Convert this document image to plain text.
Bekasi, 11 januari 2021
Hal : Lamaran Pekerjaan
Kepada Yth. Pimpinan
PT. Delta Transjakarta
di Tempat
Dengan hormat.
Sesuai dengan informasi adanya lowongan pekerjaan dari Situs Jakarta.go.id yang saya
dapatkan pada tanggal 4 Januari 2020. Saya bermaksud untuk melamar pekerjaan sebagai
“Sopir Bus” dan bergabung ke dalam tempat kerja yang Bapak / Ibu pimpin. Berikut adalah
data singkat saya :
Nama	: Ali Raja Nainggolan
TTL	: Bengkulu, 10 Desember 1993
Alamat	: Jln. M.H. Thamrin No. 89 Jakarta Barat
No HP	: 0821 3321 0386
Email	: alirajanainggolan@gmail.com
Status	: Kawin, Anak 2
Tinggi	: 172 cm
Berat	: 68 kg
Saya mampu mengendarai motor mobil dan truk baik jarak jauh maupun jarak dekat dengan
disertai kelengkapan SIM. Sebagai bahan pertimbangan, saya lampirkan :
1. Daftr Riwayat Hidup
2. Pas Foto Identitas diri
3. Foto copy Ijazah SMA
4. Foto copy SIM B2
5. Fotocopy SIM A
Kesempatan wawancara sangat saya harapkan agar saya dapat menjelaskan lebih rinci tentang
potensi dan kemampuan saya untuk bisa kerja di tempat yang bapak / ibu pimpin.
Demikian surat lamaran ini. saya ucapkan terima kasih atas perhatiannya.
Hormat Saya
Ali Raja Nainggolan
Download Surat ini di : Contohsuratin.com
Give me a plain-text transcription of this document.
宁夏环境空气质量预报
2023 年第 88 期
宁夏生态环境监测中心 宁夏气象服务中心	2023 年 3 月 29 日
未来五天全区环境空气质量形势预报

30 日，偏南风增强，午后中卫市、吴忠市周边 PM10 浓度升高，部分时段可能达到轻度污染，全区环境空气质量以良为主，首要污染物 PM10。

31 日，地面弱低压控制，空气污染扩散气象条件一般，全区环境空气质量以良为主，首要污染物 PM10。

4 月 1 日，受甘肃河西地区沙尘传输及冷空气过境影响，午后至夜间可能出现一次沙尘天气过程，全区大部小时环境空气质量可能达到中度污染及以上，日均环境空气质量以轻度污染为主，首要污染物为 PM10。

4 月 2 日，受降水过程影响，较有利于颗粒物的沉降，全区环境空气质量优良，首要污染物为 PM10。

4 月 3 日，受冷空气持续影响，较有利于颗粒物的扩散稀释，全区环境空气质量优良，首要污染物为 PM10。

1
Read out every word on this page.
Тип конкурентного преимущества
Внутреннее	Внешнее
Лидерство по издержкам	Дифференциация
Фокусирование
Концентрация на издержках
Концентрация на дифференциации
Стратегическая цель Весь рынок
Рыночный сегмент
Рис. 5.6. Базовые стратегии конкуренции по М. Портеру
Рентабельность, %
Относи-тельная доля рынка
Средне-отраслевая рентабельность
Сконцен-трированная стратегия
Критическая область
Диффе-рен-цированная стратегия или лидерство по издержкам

■ ■ ■ ■ ■

Reproduce exactly the lines from the one containing "Give me a plain-text" through the last line of the records above, including both, and nothing else.

**WRITTEN SOLUTION**
Give me a plain-text transcription of this document.
宁夏环境空气质量预报
2023 年第 88 期
宁夏生态环境监测中心 宁夏气象服务中心	2023 年 3 月 29 日
未来五天全区环境空气质量形势预报

30 日，偏南风增强，午后中卫市、吴忠市周边 PM10 浓度升高，部分时段可能达到轻度污染，全区环境空气质量以良为主，首要污染物 PM10。

31 日，地面弱低压控制，空气污染扩散气象条件一般，全区环境空气质量以良为主，首要污染物 PM10。

4 月 1 日，受甘肃河西地区沙尘传输及冷空气过境影响，午后至夜间可能出现一次沙尘天气过程，全区大部小时环境空气质量可能达到中度污染及以上，日均环境空气质量以轻度污染为主，首要污染物为 PM10。

4 月 2 日，受降水过程影响，较有利于颗粒物的沉降，全区环境空气质量优良，首要污染物为 PM10。

4 月 3 日，受冷空气持续影响，较有利于颗粒物的扩散稀释，全区环境空气质量优良，首要污染物为 PM10。

1
Read out every word on this page.
Тип конкурентного преимущества
Внутреннее	Внешнее
Лидерство по издержкам	Дифференциация
Фокусирование
Концентрация на издержках
Концентрация на дифференциации
Стратегическая цель Весь рынок
Рыночный сегмент
Рис. 5.6. Базовые стратегии конкуренции по М. Портеру
Рентабельность, %
Относи-тельная доля рынка
Средне-отраслевая рентабельность
Сконцен-трированная стратегия
Критическая область
Диффе-рен-цированная стратегия или лидерство по издержкам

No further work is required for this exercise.